> _RECORDS PROVIDED_:
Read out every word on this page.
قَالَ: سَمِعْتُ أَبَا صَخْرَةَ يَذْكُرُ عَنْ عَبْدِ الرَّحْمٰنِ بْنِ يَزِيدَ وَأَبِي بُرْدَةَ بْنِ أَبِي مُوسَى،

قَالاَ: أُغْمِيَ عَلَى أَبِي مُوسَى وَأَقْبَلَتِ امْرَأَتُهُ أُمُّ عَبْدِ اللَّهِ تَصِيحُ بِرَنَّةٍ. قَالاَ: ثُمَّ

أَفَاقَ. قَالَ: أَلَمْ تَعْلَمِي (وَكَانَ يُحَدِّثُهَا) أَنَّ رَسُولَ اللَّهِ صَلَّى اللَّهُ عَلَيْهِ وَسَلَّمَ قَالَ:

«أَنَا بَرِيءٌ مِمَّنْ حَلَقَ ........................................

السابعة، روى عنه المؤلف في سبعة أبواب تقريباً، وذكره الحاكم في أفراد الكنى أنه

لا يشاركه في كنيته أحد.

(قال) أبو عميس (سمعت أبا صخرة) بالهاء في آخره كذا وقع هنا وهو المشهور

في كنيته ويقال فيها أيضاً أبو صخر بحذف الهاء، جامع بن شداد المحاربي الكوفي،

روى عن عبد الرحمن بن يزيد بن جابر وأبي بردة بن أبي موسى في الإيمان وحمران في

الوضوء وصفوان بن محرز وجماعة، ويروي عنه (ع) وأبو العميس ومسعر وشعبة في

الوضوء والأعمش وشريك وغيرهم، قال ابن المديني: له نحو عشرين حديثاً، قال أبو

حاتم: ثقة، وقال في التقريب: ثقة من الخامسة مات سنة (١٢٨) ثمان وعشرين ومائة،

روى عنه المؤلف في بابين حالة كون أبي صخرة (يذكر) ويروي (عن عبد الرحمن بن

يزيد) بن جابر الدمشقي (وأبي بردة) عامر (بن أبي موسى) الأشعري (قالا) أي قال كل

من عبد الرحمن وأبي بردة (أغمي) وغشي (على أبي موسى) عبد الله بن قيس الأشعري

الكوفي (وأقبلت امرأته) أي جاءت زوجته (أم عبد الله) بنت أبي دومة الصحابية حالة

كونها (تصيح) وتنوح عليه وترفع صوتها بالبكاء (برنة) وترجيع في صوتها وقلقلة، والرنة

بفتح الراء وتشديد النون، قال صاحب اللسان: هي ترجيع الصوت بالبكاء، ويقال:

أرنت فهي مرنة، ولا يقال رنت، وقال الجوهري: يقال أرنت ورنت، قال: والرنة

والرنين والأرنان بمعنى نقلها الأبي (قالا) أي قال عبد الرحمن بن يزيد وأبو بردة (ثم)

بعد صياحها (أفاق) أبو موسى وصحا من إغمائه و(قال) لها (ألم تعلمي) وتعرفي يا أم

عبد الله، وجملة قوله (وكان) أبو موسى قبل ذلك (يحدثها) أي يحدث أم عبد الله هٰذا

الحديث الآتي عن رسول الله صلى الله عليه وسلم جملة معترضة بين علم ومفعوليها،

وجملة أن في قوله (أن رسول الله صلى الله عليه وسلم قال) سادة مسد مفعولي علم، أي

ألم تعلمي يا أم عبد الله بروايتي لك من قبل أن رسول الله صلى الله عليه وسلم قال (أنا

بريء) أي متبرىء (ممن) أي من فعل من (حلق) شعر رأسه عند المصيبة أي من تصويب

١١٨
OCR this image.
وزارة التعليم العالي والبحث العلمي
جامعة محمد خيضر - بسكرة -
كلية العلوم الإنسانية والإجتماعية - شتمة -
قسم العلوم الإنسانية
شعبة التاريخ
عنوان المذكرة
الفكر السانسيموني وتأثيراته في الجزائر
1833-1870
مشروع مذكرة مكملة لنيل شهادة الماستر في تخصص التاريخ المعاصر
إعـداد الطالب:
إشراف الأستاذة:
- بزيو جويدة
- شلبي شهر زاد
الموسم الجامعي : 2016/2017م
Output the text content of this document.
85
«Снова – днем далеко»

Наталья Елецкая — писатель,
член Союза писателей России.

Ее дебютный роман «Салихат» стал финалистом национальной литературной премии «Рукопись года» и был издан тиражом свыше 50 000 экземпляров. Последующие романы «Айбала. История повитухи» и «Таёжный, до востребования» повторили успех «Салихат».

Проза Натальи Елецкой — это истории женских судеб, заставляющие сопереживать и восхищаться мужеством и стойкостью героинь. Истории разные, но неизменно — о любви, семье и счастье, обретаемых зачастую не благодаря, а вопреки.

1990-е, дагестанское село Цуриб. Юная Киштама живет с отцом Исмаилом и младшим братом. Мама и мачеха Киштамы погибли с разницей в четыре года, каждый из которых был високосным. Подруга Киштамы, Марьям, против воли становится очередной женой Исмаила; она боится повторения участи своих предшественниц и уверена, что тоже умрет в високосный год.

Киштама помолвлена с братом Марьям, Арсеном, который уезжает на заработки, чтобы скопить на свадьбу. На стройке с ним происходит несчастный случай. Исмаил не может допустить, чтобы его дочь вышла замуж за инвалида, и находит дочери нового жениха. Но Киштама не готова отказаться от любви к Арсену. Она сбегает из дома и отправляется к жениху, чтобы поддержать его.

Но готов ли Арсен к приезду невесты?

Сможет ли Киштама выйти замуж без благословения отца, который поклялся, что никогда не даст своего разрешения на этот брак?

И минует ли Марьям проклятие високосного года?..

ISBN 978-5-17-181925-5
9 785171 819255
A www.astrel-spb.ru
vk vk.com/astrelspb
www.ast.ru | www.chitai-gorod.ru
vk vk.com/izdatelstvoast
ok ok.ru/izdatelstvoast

> _SHORT PROBLEM_: Copy out each record, keeping every word as it is.

> _EXPECTED ANSWER_:
Read out every word on this page.
قَالَ: سَمِعْتُ أَبَا صَخْرَةَ يَذْكُرُ عَنْ عَبْدِ الرَّحْمٰنِ بْنِ يَزِيدَ وَأَبِي بُرْدَةَ بْنِ أَبِي مُوسَى،

قَالاَ: أُغْمِيَ عَلَى أَبِي مُوسَى وَأَقْبَلَتِ امْرَأَتُهُ أُمُّ عَبْدِ اللَّهِ تَصِيحُ بِرَنَّةٍ. قَالاَ: ثُمَّ

أَفَاقَ. قَالَ: أَلَمْ تَعْلَمِي (وَكَانَ يُحَدِّثُهَا) أَنَّ رَسُولَ اللَّهِ صَلَّى اللَّهُ عَلَيْهِ وَسَلَّمَ قَالَ:

«أَنَا بَرِيءٌ مِمَّنْ حَلَقَ ........................................

السابعة، روى عنه المؤلف في سبعة أبواب تقريباً، وذكره الحاكم في أفراد الكنى أنه

لا يشاركه في كنيته أحد.

(قال) أبو عميس (سمعت أبا صخرة) بالهاء في آخره كذا وقع هنا وهو المشهور

في كنيته ويقال فيها أيضاً أبو صخر بحذف الهاء، جامع بن شداد المحاربي الكوفي،

روى عن عبد الرحمن بن يزيد بن جابر وأبي بردة بن أبي موسى في الإيمان وحمران في

الوضوء وصفوان بن محرز وجماعة، ويروي عنه (ع) وأبو العميس ومسعر وشعبة في

الوضوء والأعمش وشريك وغيرهم، قال ابن المديني: له نحو عشرين حديثاً، قال أبو

حاتم: ثقة، وقال في التقريب: ثقة من الخامسة مات سنة (١٢٨) ثمان وعشرين ومائة،

روى عنه المؤلف في بابين حالة كون أبي صخرة (يذكر) ويروي (عن عبد الرحمن بن

يزيد) بن جابر الدمشقي (وأبي بردة) عامر (بن أبي موسى) الأشعري (قالا) أي قال كل

من عبد الرحمن وأبي بردة (أغمي) وغشي (على أبي موسى) عبد الله بن قيس الأشعري

الكوفي (وأقبلت امرأته) أي جاءت زوجته (أم عبد الله) بنت أبي دومة الصحابية حالة

كونها (تصيح) وتنوح عليه وترفع صوتها بالبكاء (برنة) وترجيع في صوتها وقلقلة، والرنة

بفتح الراء وتشديد النون، قال صاحب اللسان: هي ترجيع الصوت بالبكاء، ويقال:

أرنت فهي مرنة، ولا يقال رنت، وقال الجوهري: يقال أرنت ورنت، قال: والرنة

والرنين والأرنان بمعنى نقلها الأبي (قالا) أي قال عبد الرحمن بن يزيد وأبو بردة (ثم)

بعد صياحها (أفاق) أبو موسى وصحا من إغمائه و(قال) لها (ألم تعلمي) وتعرفي يا أم

عبد الله، وجملة قوله (وكان) أبو موسى قبل ذلك (يحدثها) أي يحدث أم عبد الله هٰذا

الحديث الآتي عن رسول الله صلى الله عليه وسلم جملة معترضة بين علم ومفعوليها،

وجملة أن في قوله (أن رسول الله صلى الله عليه وسلم قال) سادة مسد مفعولي علم، أي

ألم تعلمي يا أم عبد الله بروايتي لك من قبل أن رسول الله صلى الله عليه وسلم قال (أنا

بريء) أي متبرىء (ممن) أي من فعل من (حلق) شعر رأسه عند المصيبة أي من تصويب

١١٨
OCR this image.
وزارة التعليم العالي والبحث العلمي
جامعة محمد خيضر - بسكرة -
كلية العلوم الإنسانية والإجتماعية - شتمة -
قسم العلوم الإنسانية
شعبة التاريخ
عنوان المذكرة
الفكر السانسيموني وتأثيراته في الجزائر
1833-1870
مشروع مذكرة مكملة لنيل شهادة الماستر في تخصص التاريخ المعاصر
إعـداد الطالب:
إشراف الأستاذة:
- بزيو جويدة
- شلبي شهر زاد
الموسم الجامعي : 2016/2017م
Output the text content of this document.
85
«Снова – днем далеко»

Наталья Елецкая — писатель,
член Союза писателей России.

Ее дебютный роман «Салихат» стал финалистом национальной литературной премии «Рукопись года» и был издан тиражом свыше 50 000 экземпляров. Последующие романы «Айбала. История повитухи» и «Таёжный, до востребования» повторили успех «Салихат».

Проза Натальи Елецкой — это истории женских судеб, заставляющие сопереживать и восхищаться мужеством и стойкостью героинь. Истории разные, но неизменно — о любви, семье и счастье, обретаемых зачастую не благодаря, а вопреки.

1990-е, дагестанское село Цуриб. Юная Киштама живет с отцом Исмаилом и младшим братом. Мама и мачеха Киштамы погибли с разницей в четыре года, каждый из которых был високосным. Подруга Киштамы, Марьям, против воли становится очередной женой Исмаила; она боится повторения участи своих предшественниц и уверена, что тоже умрет в високосный год.

Киштама помолвлена с братом Марьям, Арсеном, который уезжает на заработки, чтобы скопить на свадьбу. На стройке с ним происходит несчастный случай. Исмаил не может допустить, чтобы его дочь вышла замуж за инвалида, и находит дочери нового жениха. Но Киштама не готова отказаться от любви к Арсену. Она сбегает из дома и отправляется к жениху, чтобы поддержать его.

Но готов ли Арсен к приезду невесты?

Сможет ли Киштама выйти замуж без благословения отца, который поклялся, что никогда не даст своего разрешения на этот брак?

И минует ли Марьям проклятие високосного года?..

ISBN 978-5-17-181925-5
9 785171 819255
A www.astrel-spb.ru
vk vk.com/astrelspb
www.ast.ru | www.chitai-gorod.ru
vk vk.com/izdatelstvoast
ok ok.ru/izdatelstvoast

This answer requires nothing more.